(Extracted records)
"""
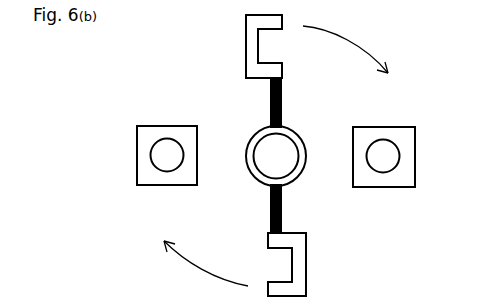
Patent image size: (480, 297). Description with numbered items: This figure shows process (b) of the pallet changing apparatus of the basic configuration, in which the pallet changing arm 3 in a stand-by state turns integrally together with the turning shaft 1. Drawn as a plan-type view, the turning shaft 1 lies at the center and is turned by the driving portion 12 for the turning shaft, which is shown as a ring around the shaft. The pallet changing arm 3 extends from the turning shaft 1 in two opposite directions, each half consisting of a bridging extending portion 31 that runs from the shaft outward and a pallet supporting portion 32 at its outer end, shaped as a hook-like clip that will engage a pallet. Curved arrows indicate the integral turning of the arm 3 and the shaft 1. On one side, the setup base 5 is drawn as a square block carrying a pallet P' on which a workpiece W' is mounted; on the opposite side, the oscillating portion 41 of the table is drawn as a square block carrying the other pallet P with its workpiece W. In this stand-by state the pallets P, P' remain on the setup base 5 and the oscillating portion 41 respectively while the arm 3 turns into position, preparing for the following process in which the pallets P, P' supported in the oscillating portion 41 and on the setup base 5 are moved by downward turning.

The turning shaft 1 is at (280, 147).
The pallet changing arm 3 is at (246, 52).
The setup base 5 is at (121, 129).
The driving portion for turning shaft 12 is at (250, 142).
The bridging extending portion 31 is at (282, 84).
The pallet supporting portion 32 is at (254, 33).
The oscillating portion of table 41 is at (428, 139).
The pallet P is at (406, 107).
The pallet P' is at (139, 89).
The workpiece W is at (390, 188).
The workpiece W' is at (171, 118).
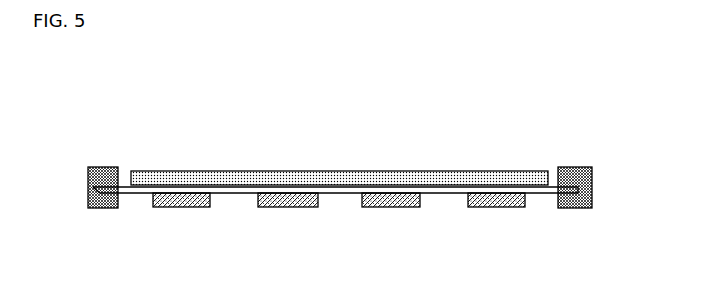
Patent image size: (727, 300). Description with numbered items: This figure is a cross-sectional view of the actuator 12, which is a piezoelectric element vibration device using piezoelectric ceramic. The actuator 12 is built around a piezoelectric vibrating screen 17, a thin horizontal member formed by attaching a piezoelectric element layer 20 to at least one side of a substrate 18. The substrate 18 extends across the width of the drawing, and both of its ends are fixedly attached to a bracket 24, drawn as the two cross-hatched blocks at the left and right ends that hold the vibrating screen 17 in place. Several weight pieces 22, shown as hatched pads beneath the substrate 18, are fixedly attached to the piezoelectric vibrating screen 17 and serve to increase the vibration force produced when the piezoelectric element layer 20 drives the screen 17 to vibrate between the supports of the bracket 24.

The actuator 12 is at (351, 97).
The piezoelectric vibrating screen 17 is at (335, 241).
The substrate 18 is at (362, 190).
The piezoelectric element layer 20 is at (390, 194).
The weight pieces 22 is at (282, 208).
The bracket 24 is at (88, 186).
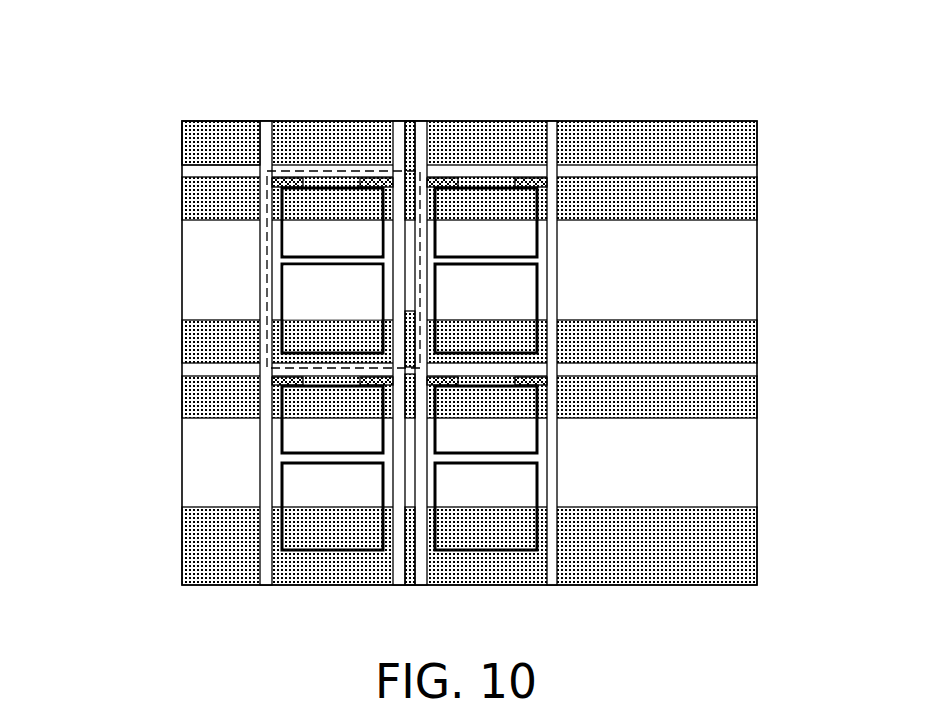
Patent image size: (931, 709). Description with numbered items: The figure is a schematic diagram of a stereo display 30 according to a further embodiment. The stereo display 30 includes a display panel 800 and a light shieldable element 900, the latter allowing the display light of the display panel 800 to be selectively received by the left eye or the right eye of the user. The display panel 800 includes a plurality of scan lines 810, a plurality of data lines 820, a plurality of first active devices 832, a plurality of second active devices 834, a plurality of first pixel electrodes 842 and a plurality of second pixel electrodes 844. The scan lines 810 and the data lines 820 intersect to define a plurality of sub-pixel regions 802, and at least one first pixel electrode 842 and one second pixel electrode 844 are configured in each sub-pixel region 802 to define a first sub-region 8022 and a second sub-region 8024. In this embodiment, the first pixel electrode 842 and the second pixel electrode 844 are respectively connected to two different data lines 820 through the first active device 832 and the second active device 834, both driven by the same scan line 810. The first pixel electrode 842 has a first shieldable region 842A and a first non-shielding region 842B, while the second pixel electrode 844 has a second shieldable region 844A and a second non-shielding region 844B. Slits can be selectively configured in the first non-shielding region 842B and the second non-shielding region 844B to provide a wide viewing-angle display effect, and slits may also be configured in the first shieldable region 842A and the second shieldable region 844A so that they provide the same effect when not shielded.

The display panel 800 is at (740, 274).
The scan line 810 is at (198, 172).
The data line 820 is at (263, 133).
The first active device 832 is at (287, 174).
The second active device 834 is at (370, 176).
The first pixel electrode 842 is at (277, 198).
The first shieldable region 842A is at (372, 212).
The first non-shielding region 842B is at (372, 245).
The first sub-region 8022 is at (334, 138).
The second pixel electrode 844 is at (277, 282).
The second shieldable region 844A is at (306, 298).
The second non-shielding region 844B is at (300, 333).
The second sub-region 8024 is at (207, 315).
The sub-pixel region 802 is at (267, 297).
The light shieldable element 900 is at (772, 122).
The stereo display 30 is at (788, 653).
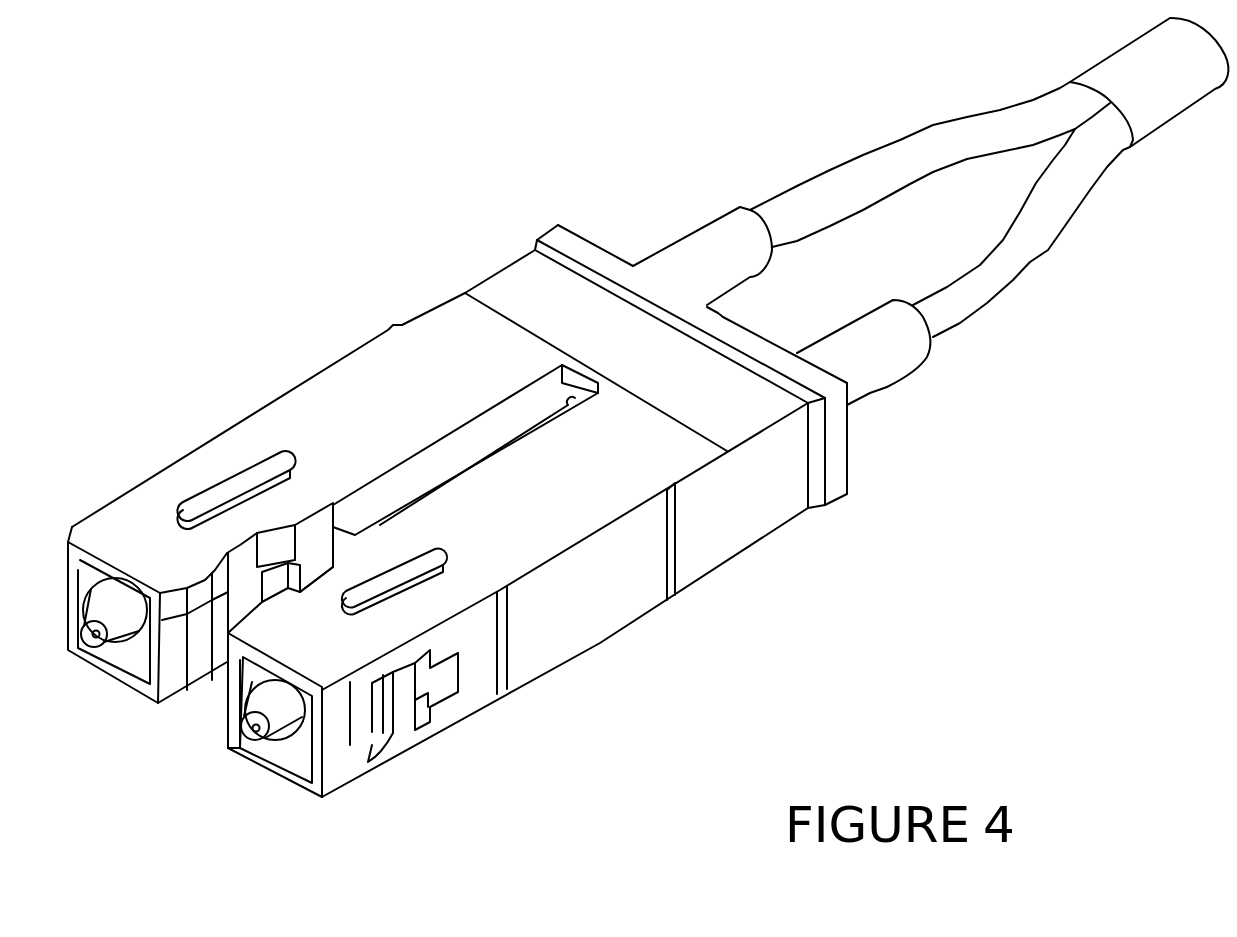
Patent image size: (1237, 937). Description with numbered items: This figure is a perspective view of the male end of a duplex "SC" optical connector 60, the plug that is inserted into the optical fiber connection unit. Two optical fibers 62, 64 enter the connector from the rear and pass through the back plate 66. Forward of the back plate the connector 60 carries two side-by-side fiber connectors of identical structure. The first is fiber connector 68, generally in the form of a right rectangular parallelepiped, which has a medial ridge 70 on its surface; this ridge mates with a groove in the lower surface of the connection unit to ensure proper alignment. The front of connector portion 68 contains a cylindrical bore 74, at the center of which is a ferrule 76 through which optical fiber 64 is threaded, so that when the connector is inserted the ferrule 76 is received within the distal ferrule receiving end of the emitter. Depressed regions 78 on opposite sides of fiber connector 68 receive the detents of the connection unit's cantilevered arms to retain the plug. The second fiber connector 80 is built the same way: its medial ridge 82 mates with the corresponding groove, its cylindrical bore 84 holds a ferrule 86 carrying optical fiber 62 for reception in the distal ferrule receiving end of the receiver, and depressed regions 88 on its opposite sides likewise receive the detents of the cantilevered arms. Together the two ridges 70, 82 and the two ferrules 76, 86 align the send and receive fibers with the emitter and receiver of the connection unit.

The duplex "SC" connector 60 is at (350, 270).
The optical fiber 62 is at (850, 174).
The optical fiber 64 is at (983, 290).
The back plate 66 is at (835, 430).
The fiber connector 68 is at (390, 637).
The medial ridge 70 is at (440, 545).
The cylindrical bore 74 is at (290, 745).
The ferrule 76 is at (261, 742).
The depressed regions 78 is at (400, 710).
The fiber connector 80 is at (147, 497).
The medial ridge 82 is at (247, 480).
The cylindrical bore 84 is at (130, 650).
The ferrule 86 is at (95, 640).
The depressed regions 88 is at (248, 583).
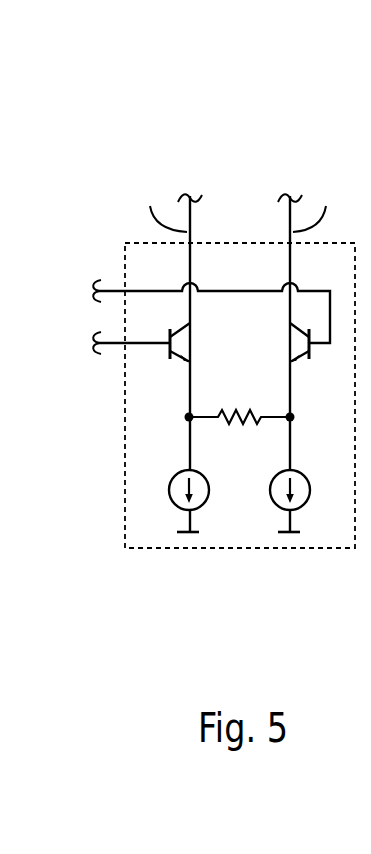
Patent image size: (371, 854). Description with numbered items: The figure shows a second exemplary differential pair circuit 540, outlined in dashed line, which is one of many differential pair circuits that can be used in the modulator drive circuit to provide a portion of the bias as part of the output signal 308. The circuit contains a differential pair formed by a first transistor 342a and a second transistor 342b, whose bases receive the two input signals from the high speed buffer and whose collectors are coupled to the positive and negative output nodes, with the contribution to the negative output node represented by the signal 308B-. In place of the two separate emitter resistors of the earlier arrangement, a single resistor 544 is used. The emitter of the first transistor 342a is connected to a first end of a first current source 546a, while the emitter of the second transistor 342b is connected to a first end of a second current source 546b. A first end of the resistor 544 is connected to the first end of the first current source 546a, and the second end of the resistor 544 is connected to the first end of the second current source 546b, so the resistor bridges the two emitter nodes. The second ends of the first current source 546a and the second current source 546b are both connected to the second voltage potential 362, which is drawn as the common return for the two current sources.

The second exemplary differential pair circuit 540 is at (172, 151).
The output signal 308 is at (258, 232).
The signal provided to the output node V_Out- 308B- is at (114, 352).
The first transistor 342a is at (183, 342).
The second transistor 342b is at (297, 352).
The resistor 544 is at (220, 420).
The first current source 546a is at (173, 473).
The second current source 546b is at (307, 473).
The second voltage potential 362 is at (183, 533).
"""
STATED GOAL:
Please print every row above word for word, leaving out the pictures.

EXERCISE ANSWER:
Patent image size: (480, 297). Description with numbered items: This figure shows process (b) of the pallet changing apparatus of the basic configuration, in which the pallet changing arm 3 in a stand-by state turns integrally together with the turning shaft 1. Drawn as a plan-type view, the turning shaft 1 lies at the center and is turned by the driving portion 12 for the turning shaft, which is shown as a ring around the shaft. The pallet changing arm 3 extends from the turning shaft 1 in two opposite directions, each half consisting of a bridging extending portion 31 that runs from the shaft outward and a pallet supporting portion 32 at its outer end, shaped as a hook-like clip that will engage a pallet. Curved arrows indicate the integral turning of the arm 3 and the shaft 1. On one side, the setup base 5 is drawn as a square block carrying a pallet P' on which a workpiece W' is mounted; on the opposite side, the oscillating portion 41 of the table is drawn as a square block carrying the other pallet P with its workpiece W. In this stand-by state the pallets P, P' remain on the setup base 5 and the oscillating portion 41 respectively while the arm 3 turns into position, preparing for the following process in which the pallets P, P' supported in the oscillating portion 41 and on the setup base 5 are moved by downward turning.

The turning shaft 1 is at (280, 147).
The pallet changing arm 3 is at (246, 52).
The setup base 5 is at (121, 129).
The driving portion for turning shaft 12 is at (250, 142).
The bridging extending portion 31 is at (282, 84).
The pallet supporting portion 32 is at (254, 33).
The oscillating portion of table 41 is at (428, 139).
The pallet P is at (406, 107).
The pallet P' is at (139, 89).
The workpiece W is at (390, 188).
The workpiece W' is at (171, 118).
Patent image size: (727, 300). Description with numbered items: This figure is a cross-sectional view of the actuator 12, which is a piezoelectric element vibration device using piezoelectric ceramic. The actuator 12 is built around a piezoelectric vibrating screen 17, a thin horizontal member formed by attaching a piezoelectric element layer 20 to at least one side of a substrate 18. The substrate 18 extends across the width of the drawing, and both of its ends are fixedly attached to a bracket 24, drawn as the two cross-hatched blocks at the left and right ends that hold the vibrating screen 17 in place. Several weight pieces 22, shown as hatched pads beneath the substrate 18, are fixedly attached to the piezoelectric vibrating screen 17 and serve to increase the vibration force produced when the piezoelectric element layer 20 drives the screen 17 to vibrate between the supports of the bracket 24.

The actuator 12 is at (351, 97).
The piezoelectric vibrating screen 17 is at (335, 241).
The substrate 18 is at (362, 190).
The piezoelectric element layer 20 is at (390, 194).
The weight pieces 22 is at (282, 208).
The bracket 24 is at (88, 186).
Patent image size: (931, 709). Description with numbered items: The figure is a schematic diagram of a stereo display 30 according to a further embodiment. The stereo display 30 includes a display panel 800 and a light shieldable element 900, the latter allowing the display light of the display panel 800 to be selectively received by the left eye or the right eye of the user. The display panel 800 includes a plurality of scan lines 810, a plurality of data lines 820, a plurality of first active devices 832, a plurality of second active devices 834, a plurality of first pixel electrodes 842 and a plurality of second pixel electrodes 844. The scan lines 810 and the data lines 820 intersect to define a plurality of sub-pixel regions 802, and at least one first pixel electrode 842 and one second pixel electrode 844 are configured in each sub-pixel region 802 to define a first sub-region 8022 and a second sub-region 8024. In this embodiment, the first pixel electrode 842 and the second pixel electrode 844 are respectively connected to two different data lines 820 through the first active device 832 and the second active device 834, both driven by the same scan line 810. The first pixel electrode 842 has a first shieldable region 842A and a first non-shielding region 842B, while the second pixel electrode 844 has a second shieldable region 844A and a second non-shielding region 844B. Slits can be selectively configured in the first non-shielding region 842B and the second non-shielding region 844B to provide a wide viewing-angle display effect, and slits may also be configured in the first shieldable region 842A and the second shieldable region 844A so that they provide the same effect when not shielded.

The display panel 800 is at (740, 274).
The scan line 810 is at (198, 172).
The data line 820 is at (263, 133).
The first active device 832 is at (287, 174).
The second active device 834 is at (370, 176).
The first pixel electrode 842 is at (277, 198).
The first shieldable region 842A is at (372, 212).
The first non-shielding region 842B is at (372, 245).
The first sub-region 8022 is at (334, 138).
The second pixel electrode 844 is at (277, 282).
The second shieldable region 844A is at (306, 298).
The second non-shielding region 844B is at (300, 333).
The second sub-region 8024 is at (207, 315).
The sub-pixel region 802 is at (267, 297).
The light shieldable element 900 is at (772, 122).
The stereo display 30 is at (788, 653).
Patent image size: (1237, 937). Description with numbered items: This figure is a perspective view of the male end of a duplex "SC" optical connector 60, the plug that is inserted into the optical fiber connection unit. Two optical fibers 62, 64 enter the connector from the rear and pass through the back plate 66. Forward of the back plate the connector 60 carries two side-by-side fiber connectors of identical structure. The first is fiber connector 68, generally in the form of a right rectangular parallelepiped, which has a medial ridge 70 on its surface; this ridge mates with a groove in the lower surface of the connection unit to ensure proper alignment. The front of connector portion 68 contains a cylindrical bore 74, at the center of which is a ferrule 76 through which optical fiber 64 is threaded, so that when the connector is inserted the ferrule 76 is received within the distal ferrule receiving end of the emitter. Depressed regions 78 on opposite sides of fiber connector 68 receive the detents of the connection unit's cantilevered arms to retain the plug. The second fiber connector 80 is built the same way: its medial ridge 82 mates with the corresponding groove, its cylindrical bore 84 holds a ferrule 86 carrying optical fiber 62 for reception in the distal ferrule receiving end of the receiver, and depressed regions 88 on its opposite sides likewise receive the detents of the cantilevered arms. Together the two ridges 70, 82 and the two ferrules 76, 86 align the send and receive fibers with the emitter and receiver of the connection unit.

The duplex "SC" connector 60 is at (350, 270).
The optical fiber 62 is at (850, 174).
The optical fiber 64 is at (983, 290).
The back plate 66 is at (835, 430).
The fiber connector 68 is at (390, 637).
The medial ridge 70 is at (440, 545).
The cylindrical bore 74 is at (290, 745).
The ferrule 76 is at (261, 742).
The depressed regions 78 is at (400, 710).
The fiber connector 80 is at (147, 497).
The medial ridge 82 is at (247, 480).
The cylindrical bore 84 is at (130, 650).
The ferrule 86 is at (95, 640).
The depressed regions 88 is at (248, 583).
Patent image size: (371, 854). Description with numbered items: The figure shows a second exemplary differential pair circuit 540, outlined in dashed line, which is one of many differential pair circuits that can be used in the modulator drive circuit to provide a portion of the bias as part of the output signal 308. The circuit contains a differential pair formed by a first transistor 342a and a second transistor 342b, whose bases receive the two input signals from the high speed buffer and whose collectors are coupled to the positive and negative output nodes, with the contribution to the negative output node represented by the signal 308B-. In place of the two separate emitter resistors of the earlier arrangement, a single resistor 544 is used. The emitter of the first transistor 342a is connected to a first end of a first current source 546a, while the emitter of the second transistor 342b is connected to a first end of a second current source 546b. A first end of the resistor 544 is connected to the first end of the first current source 546a, and the second end of the resistor 544 is connected to the first end of the second current source 546b, so the resistor bridges the two emitter nodes. The second ends of the first current source 546a and the second current source 546b are both connected to the second voltage potential 362, which is drawn as the common return for the two current sources.

The second exemplary differential pair circuit 540 is at (172, 151).
The output signal 308 is at (258, 232).
The signal provided to the output node V_Out- 308B- is at (114, 352).
The first transistor 342a is at (183, 342).
The second transistor 342b is at (297, 352).
The resistor 544 is at (220, 420).
The first current source 546a is at (173, 473).
The second current source 546b is at (307, 473).
The second voltage potential 362 is at (183, 533).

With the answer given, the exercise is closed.